Stored items:

# # # # # # #

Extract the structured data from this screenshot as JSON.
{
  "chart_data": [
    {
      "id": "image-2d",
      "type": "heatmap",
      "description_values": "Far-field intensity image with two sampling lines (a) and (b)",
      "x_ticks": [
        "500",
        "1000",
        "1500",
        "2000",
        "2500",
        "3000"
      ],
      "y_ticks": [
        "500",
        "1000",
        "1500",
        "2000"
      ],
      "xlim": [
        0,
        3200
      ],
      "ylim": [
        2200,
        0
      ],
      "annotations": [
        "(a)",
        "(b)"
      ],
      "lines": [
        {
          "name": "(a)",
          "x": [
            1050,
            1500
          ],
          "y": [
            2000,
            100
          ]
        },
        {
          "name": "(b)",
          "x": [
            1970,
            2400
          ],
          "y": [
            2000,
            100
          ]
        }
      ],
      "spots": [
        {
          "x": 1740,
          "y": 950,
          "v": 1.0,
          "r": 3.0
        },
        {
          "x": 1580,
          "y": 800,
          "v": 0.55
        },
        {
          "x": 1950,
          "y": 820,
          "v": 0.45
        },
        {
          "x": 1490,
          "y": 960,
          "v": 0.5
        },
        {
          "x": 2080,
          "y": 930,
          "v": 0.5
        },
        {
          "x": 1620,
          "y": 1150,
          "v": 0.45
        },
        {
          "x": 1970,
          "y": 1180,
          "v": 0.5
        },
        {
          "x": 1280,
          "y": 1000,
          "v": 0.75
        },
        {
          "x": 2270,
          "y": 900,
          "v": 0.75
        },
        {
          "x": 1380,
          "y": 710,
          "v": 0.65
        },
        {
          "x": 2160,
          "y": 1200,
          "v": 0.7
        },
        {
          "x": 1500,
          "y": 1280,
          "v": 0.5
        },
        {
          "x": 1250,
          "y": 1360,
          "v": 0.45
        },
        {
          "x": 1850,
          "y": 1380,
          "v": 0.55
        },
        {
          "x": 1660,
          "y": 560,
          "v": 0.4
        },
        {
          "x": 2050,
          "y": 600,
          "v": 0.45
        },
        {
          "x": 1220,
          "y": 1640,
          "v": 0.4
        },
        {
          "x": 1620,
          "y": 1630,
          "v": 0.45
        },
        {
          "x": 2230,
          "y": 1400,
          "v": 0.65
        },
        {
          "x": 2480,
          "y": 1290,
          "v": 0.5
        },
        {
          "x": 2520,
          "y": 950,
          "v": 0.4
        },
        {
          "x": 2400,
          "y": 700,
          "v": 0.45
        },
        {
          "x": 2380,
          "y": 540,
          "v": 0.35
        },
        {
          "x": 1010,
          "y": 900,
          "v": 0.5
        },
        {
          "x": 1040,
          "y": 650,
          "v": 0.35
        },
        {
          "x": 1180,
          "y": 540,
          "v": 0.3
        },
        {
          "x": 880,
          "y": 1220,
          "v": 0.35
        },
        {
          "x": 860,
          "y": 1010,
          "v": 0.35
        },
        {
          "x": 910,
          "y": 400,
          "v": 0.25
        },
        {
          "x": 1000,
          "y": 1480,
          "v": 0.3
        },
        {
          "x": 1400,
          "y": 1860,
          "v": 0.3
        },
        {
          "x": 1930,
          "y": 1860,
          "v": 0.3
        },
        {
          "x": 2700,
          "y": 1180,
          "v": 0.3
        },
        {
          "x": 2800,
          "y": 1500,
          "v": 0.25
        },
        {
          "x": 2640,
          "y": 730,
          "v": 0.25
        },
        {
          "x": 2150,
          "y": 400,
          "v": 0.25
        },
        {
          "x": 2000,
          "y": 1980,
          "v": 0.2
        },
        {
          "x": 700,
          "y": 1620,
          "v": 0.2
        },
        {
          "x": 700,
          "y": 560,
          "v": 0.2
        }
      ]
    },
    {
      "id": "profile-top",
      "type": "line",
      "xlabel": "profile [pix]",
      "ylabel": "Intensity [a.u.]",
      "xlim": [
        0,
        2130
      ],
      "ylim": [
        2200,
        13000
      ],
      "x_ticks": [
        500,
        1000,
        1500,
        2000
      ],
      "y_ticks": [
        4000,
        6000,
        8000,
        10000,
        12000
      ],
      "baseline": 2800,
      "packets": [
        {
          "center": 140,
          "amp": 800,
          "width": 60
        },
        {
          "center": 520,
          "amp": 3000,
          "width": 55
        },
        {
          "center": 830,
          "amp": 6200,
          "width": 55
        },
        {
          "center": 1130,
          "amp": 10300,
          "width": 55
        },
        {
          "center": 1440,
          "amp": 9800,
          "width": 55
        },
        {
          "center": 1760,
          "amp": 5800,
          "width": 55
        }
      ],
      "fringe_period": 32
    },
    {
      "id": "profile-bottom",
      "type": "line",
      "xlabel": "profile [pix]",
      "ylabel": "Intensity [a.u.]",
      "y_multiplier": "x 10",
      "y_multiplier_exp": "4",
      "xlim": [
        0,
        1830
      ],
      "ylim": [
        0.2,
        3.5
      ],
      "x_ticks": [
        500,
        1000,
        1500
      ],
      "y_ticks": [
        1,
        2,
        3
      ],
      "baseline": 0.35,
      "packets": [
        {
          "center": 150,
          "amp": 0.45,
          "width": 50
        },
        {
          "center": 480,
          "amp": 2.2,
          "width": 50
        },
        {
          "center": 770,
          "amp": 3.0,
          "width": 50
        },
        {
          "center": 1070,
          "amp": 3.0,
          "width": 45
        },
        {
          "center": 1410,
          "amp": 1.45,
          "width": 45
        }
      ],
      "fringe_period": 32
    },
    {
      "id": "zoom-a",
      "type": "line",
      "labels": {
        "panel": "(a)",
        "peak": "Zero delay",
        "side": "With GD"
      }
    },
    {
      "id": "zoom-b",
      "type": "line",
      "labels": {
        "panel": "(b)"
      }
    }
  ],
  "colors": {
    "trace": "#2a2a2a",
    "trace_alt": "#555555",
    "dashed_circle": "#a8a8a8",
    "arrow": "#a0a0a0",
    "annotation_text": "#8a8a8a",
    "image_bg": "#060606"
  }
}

# # # # # # #

Written request:
Word for word, quote all of the data above.

Reply to the task:
Extract the structured data from this screenshot as JSON.
{
  "chart_data": [
    {
      "id": "image-2d",
      "type": "heatmap",
      "description_values": "Far-field intensity image with two sampling lines (a) and (b)",
      "x_ticks": [
        "500",
        "1000",
        "1500",
        "2000",
        "2500",
        "3000"
      ],
      "y_ticks": [
        "500",
        "1000",
        "1500",
        "2000"
      ],
      "xlim": [
        0,
        3200
      ],
      "ylim": [
        2200,
        0
      ],
      "annotations": [
        "(a)",
        "(b)"
      ],
      "lines": [
        {
          "name": "(a)",
          "x": [
            1050,
            1500
          ],
          "y": [
            2000,
            100
          ]
        },
        {
          "name": "(b)",
          "x": [
            1970,
            2400
          ],
          "y": [
            2000,
            100
          ]
        }
      ],
      "spots": [
        {
          "x": 1740,
          "y": 950,
          "v": 1.0,
          "r": 3.0
        },
        {
          "x": 1580,
          "y": 800,
          "v": 0.55
        },
        {
          "x": 1950,
          "y": 820,
          "v": 0.45
        },
        {
          "x": 1490,
          "y": 960,
          "v": 0.5
        },
        {
          "x": 2080,
          "y": 930,
          "v": 0.5
        },
        {
          "x": 1620,
          "y": 1150,
          "v": 0.45
        },
        {
          "x": 1970,
          "y": 1180,
          "v": 0.5
        },
        {
          "x": 1280,
          "y": 1000,
          "v": 0.75
        },
        {
          "x": 2270,
          "y": 900,
          "v": 0.75
        },
        {
          "x": 1380,
          "y": 710,
          "v": 0.65
        },
        {
          "x": 2160,
          "y": 1200,
          "v": 0.7
        },
        {
          "x": 1500,
          "y": 1280,
          "v": 0.5
        },
        {
          "x": 1250,
          "y": 1360,
          "v": 0.45
        },
        {
          "x": 1850,
          "y": 1380,
          "v": 0.55
        },
        {
          "x": 1660,
          "y": 560,
          "v": 0.4
        },
        {
          "x": 2050,
          "y": 600,
          "v": 0.45
        },
        {
          "x": 1220,
          "y": 1640,
          "v": 0.4
        },
        {
          "x": 1620,
          "y": 1630,
          "v": 0.45
        },
        {
          "x": 2230,
          "y": 1400,
          "v": 0.65
        },
        {
          "x": 2480,
          "y": 1290,
          "v": 0.5
        },
        {
          "x": 2520,
          "y": 950,
          "v": 0.4
        },
        {
          "x": 2400,
          "y": 700,
          "v": 0.45
        },
        {
          "x": 2380,
          "y": 540,
          "v": 0.35
        },
        {
          "x": 1010,
          "y": 900,
          "v": 0.5
        },
        {
          "x": 1040,
          "y": 650,
          "v": 0.35
        },
        {
          "x": 1180,
          "y": 540,
          "v": 0.3
        },
        {
          "x": 880,
          "y": 1220,
          "v": 0.35
        },
        {
          "x": 860,
          "y": 1010,
          "v": 0.35
        },
        {
          "x": 910,
          "y": 400,
          "v": 0.25
        },
        {
          "x": 1000,
          "y": 1480,
          "v": 0.3
        },
        {
          "x": 1400,
          "y": 1860,
          "v": 0.3
        },
        {
          "x": 1930,
          "y": 1860,
          "v": 0.3
        },
        {
          "x": 2700,
          "y": 1180,
          "v": 0.3
        },
        {
          "x": 2800,
          "y": 1500,
          "v": 0.25
        },
        {
          "x": 2640,
          "y": 730,
          "v": 0.25
        },
        {
          "x": 2150,
          "y": 400,
          "v": 0.25
        },
        {
          "x": 2000,
          "y": 1980,
          "v": 0.2
        },
        {
          "x": 700,
          "y": 1620,
          "v": 0.2
        },
        {
          "x": 700,
          "y": 560,
          "v": 0.2
        }
      ]
    },
    {
      "id": "profile-top",
      "type": "line",
      "xlabel": "profile [pix]",
      "ylabel": "Intensity [a.u.]",
      "xlim": [
        0,
        2130
      ],
      "ylim": [
        2200,
        13000
      ],
      "x_ticks": [
        500,
        1000,
        1500,
        2000
      ],
      "y_ticks": [
        4000,
        6000,
        8000,
        10000,
        12000
      ],
      "baseline": 2800,
      "packets": [
        {
          "center": 140,
          "amp": 800,
          "width": 60
        },
        {
          "center": 520,
          "amp": 3000,
          "width": 55
        },
        {
          "center": 830,
          "amp": 6200,
          "width": 55
        },
        {
          "center": 1130,
          "amp": 10300,
          "width": 55
        },
        {
          "center": 1440,
          "amp": 9800,
          "width": 55
        },
        {
          "center": 1760,
          "amp": 5800,
          "width": 55
        }
      ],
      "fringe_period": 32
    },
    {
      "id": "profile-bottom",
      "type": "line",
      "xlabel": "profile [pix]",
      "ylabel": "Intensity [a.u.]",
      "y_multiplier": "x 10",
      "y_multiplier_exp": "4",
      "xlim": [
        0,
        1830
      ],
      "ylim": [
        0.2,
        3.5
      ],
      "x_ticks": [
        500,
        1000,
        1500
      ],
      "y_ticks": [
        1,
        2,
        3
      ],
      "baseline": 0.35,
      "packets": [
        {
          "center": 150,
          "amp": 0.45,
          "width": 50
        },
        {
          "center": 480,
          "amp": 2.2,
          "width": 50
        },
        {
          "center": 770,
          "amp": 3.0,
          "width": 50
        },
        {
          "center": 1070,
          "amp": 3.0,
          "width": 45
        },
        {
          "center": 1410,
          "amp": 1.45,
          "width": 45
        }
      ],
      "fringe_period": 32
    },
    {
      "id": "zoom-a",
      "type": "line",
      "labels": {
        "panel": "(a)",
        "peak": "Zero delay",
        "side": "With GD"
      }
    },
    {
      "id": "zoom-b",
      "type": "line",
      "labels": {
        "panel": "(b)"
      }
    }
  ],
  "colors": {
    "trace": "#2a2a2a",
    "trace_alt": "#555555",
    "dashed_circle": "#a8a8a8",
    "arrow": "#a0a0a0",
    "annotation_text": "#8a8a8a",
    "image_bg": "#060606"
  }
}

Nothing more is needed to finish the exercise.